- [WHAT YOU SHOULD DO] Which lines of the records contain "gospodarskich"? Collect every one of them.
====== MATERIAL PROVIDED ======
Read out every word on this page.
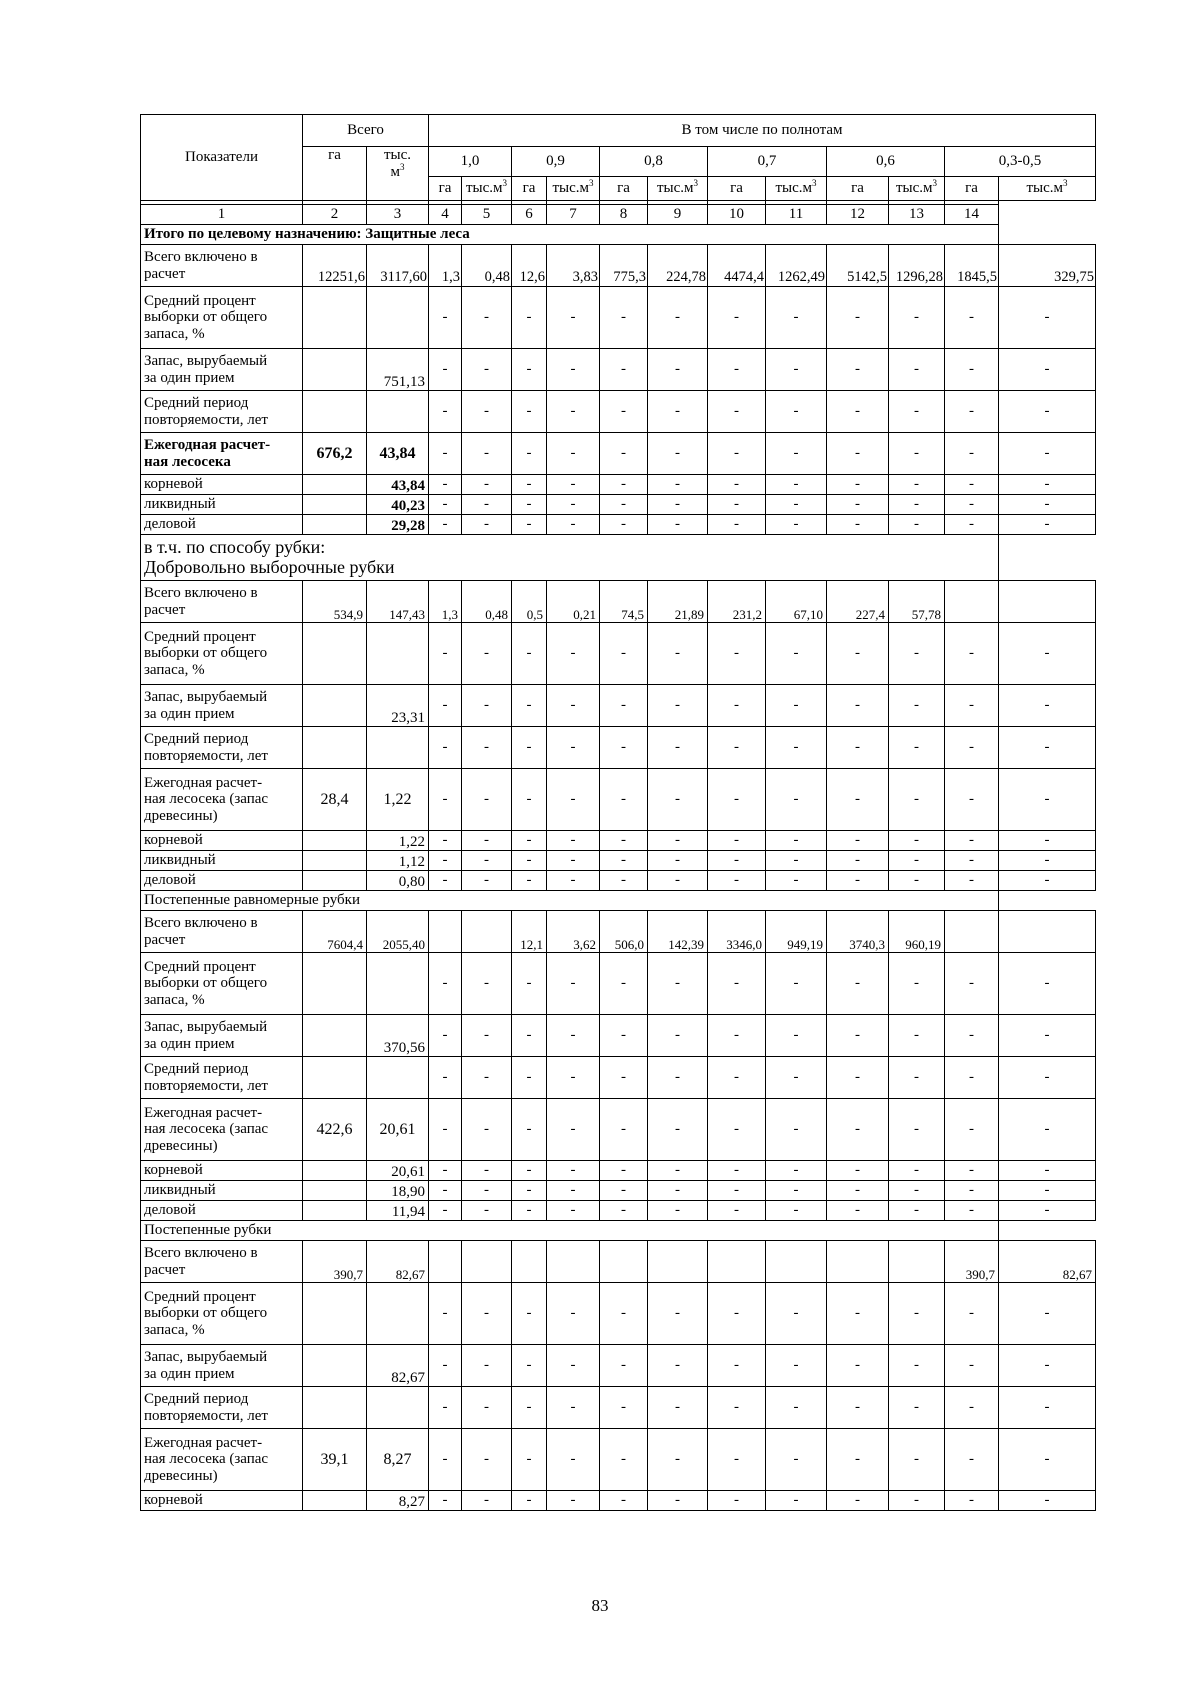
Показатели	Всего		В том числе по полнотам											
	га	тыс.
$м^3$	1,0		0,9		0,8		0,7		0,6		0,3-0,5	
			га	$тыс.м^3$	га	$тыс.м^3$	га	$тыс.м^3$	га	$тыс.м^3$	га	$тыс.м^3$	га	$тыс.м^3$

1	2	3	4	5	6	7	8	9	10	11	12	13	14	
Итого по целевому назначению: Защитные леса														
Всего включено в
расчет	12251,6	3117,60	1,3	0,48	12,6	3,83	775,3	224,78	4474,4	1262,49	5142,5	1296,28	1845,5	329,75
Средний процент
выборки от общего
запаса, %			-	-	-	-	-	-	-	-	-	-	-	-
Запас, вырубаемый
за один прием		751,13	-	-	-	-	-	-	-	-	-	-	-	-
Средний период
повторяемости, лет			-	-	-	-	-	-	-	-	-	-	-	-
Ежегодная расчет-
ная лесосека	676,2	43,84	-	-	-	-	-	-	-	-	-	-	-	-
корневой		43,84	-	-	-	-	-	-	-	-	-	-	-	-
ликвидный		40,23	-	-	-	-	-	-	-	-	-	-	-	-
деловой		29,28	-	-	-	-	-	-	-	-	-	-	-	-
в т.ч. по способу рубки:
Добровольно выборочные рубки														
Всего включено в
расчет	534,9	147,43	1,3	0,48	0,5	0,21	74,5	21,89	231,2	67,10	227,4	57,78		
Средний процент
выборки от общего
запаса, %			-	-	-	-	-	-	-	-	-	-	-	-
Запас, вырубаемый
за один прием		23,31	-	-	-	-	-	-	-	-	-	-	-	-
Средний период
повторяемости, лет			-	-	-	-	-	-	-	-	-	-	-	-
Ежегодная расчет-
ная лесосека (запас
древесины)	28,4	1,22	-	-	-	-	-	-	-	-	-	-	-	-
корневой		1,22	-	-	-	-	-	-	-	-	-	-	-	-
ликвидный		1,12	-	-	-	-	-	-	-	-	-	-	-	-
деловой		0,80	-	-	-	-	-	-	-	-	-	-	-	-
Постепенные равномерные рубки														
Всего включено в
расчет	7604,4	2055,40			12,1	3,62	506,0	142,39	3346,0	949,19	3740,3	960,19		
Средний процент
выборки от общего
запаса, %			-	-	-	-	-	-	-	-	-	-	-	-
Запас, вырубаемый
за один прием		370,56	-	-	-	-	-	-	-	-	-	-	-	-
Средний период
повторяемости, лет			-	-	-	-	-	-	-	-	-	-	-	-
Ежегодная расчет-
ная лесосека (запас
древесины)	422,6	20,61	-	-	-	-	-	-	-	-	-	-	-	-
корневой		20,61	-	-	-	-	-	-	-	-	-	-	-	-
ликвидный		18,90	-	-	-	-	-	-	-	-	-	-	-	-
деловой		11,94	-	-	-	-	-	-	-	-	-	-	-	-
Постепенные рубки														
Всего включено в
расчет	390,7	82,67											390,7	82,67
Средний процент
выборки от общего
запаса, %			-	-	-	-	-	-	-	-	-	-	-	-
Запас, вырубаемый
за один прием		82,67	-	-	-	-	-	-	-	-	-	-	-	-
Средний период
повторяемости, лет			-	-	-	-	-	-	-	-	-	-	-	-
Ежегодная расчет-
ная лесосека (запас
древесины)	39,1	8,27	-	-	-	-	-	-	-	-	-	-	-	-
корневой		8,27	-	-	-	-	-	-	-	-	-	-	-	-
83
======
====== MATERIAL PROVIDED ======
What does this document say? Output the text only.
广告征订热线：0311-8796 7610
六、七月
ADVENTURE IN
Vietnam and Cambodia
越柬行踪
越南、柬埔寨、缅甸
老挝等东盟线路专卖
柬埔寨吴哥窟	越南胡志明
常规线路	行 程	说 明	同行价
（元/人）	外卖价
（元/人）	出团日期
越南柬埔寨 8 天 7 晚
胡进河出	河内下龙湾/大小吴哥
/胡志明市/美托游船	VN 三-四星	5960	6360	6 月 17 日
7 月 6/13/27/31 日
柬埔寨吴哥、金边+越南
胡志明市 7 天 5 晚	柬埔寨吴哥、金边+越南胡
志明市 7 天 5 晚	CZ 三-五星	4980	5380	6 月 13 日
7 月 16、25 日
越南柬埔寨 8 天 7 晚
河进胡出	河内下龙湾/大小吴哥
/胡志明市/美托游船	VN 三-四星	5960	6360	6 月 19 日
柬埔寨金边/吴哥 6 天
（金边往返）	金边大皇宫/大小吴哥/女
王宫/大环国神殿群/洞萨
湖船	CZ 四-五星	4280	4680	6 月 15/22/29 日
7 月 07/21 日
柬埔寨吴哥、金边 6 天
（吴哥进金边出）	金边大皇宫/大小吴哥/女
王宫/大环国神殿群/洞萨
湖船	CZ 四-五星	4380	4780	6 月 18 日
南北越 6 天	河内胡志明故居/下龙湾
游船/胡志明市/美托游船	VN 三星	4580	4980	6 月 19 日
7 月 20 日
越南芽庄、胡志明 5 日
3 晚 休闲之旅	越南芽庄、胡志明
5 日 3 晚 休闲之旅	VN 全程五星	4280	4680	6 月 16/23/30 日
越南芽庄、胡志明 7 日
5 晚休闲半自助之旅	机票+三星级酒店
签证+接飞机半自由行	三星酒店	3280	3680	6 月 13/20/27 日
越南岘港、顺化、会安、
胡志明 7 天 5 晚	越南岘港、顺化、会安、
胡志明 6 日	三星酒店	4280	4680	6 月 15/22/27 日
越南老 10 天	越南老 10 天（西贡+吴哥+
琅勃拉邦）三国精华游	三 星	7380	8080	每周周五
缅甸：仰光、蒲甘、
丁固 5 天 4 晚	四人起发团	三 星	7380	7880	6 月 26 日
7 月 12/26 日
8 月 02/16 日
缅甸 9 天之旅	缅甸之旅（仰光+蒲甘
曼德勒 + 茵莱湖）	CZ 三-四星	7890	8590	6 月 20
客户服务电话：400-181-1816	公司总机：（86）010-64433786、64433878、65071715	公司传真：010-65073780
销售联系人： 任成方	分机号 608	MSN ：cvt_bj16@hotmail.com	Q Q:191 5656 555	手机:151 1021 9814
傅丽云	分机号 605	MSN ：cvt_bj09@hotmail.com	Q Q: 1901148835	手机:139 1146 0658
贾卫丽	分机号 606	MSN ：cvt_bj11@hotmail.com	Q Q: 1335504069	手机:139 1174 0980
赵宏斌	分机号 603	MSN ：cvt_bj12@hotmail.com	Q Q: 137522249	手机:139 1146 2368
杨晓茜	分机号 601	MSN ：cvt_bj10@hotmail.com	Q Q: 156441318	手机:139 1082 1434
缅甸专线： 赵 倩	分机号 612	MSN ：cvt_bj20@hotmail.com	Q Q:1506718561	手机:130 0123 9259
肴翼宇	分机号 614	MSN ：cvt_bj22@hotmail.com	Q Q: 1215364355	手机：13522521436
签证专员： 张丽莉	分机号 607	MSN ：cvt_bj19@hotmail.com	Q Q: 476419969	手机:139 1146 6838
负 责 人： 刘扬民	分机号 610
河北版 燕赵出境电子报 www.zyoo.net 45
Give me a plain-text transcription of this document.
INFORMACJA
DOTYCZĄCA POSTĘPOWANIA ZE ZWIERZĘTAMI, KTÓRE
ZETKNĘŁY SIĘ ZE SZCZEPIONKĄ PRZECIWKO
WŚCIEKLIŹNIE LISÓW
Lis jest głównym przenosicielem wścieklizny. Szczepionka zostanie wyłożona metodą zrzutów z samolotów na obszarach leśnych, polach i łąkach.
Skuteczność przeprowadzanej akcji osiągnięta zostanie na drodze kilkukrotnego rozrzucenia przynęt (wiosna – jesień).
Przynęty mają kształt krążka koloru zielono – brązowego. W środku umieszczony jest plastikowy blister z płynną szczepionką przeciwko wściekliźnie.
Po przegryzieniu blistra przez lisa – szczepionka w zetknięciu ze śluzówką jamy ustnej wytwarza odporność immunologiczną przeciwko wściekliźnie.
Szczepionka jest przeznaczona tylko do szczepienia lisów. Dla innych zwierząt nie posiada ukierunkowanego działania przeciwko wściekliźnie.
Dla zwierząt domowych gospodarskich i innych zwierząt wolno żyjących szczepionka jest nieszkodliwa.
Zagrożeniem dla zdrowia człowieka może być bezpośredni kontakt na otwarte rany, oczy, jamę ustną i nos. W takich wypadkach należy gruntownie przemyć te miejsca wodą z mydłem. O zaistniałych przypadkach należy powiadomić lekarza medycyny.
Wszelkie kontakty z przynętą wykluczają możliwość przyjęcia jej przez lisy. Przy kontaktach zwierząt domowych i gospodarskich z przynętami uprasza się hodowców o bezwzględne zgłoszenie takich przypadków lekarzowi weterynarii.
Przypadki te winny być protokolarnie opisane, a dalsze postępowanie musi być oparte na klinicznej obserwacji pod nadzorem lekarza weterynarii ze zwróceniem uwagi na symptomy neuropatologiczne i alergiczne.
======
====== MATERIAL PROVIDED ======
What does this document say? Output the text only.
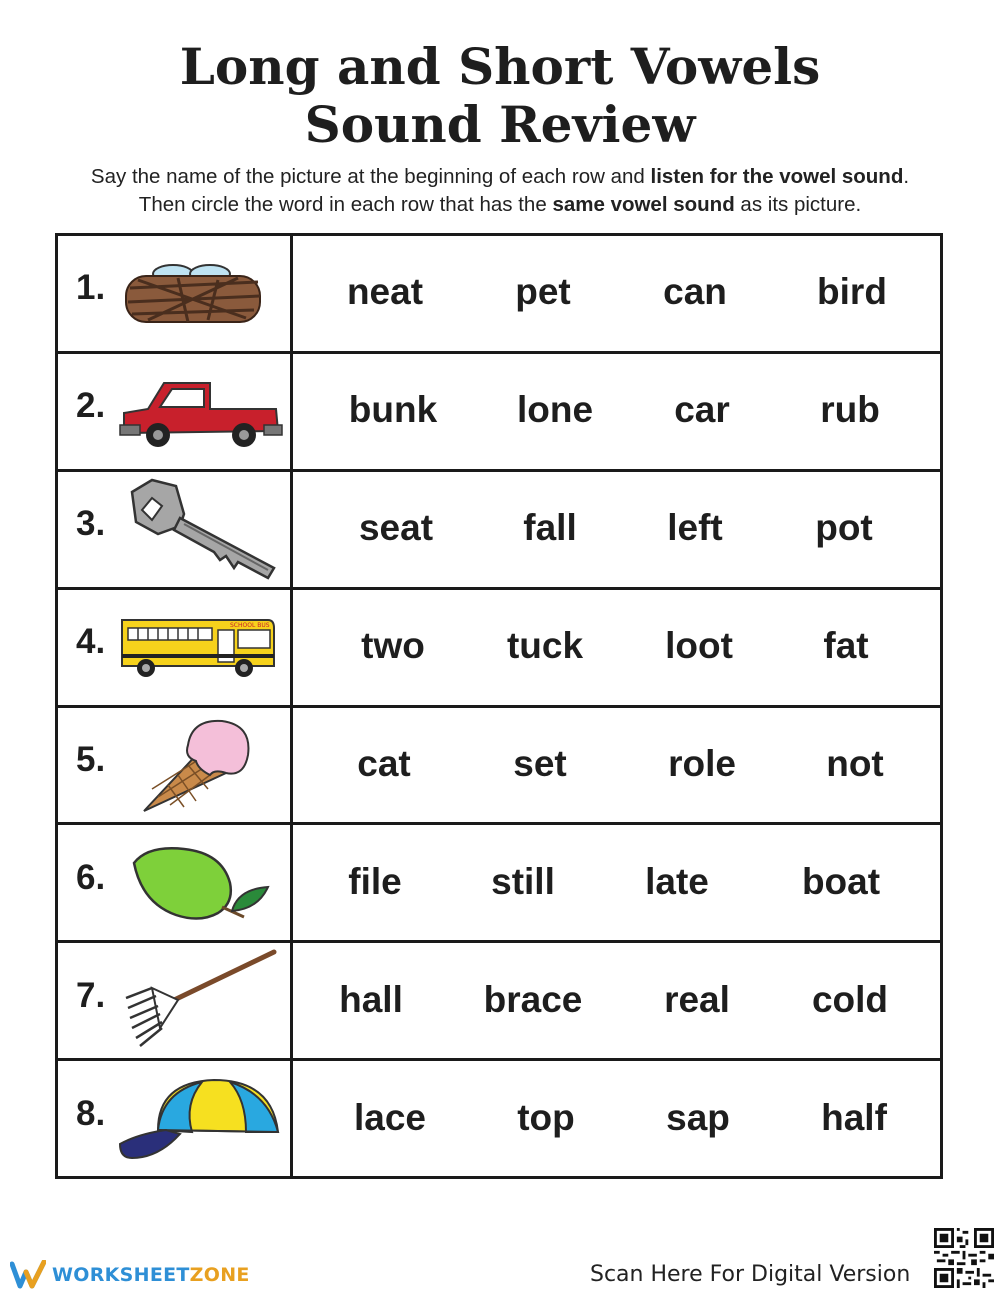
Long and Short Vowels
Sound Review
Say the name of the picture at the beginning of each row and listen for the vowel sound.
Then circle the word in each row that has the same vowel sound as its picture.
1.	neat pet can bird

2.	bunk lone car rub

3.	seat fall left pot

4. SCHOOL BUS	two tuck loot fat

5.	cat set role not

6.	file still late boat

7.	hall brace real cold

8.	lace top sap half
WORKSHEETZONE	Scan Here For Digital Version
======
- [ANSWER BELOW]
Dla zwierząt domowych gospodarskich i innych zwierząt wolno żyjących szczepionka jest nieszkodliwa.
Wszelkie kontakty z przynętą wykluczają możliwość przyjęcia jej przez lisy. Przy kontaktach zwierząt domowych i gospodarskich z przynętami uprasza się hodowców o bezwzględne zgłoszenie takich przypadków lekarzowi weterynarii.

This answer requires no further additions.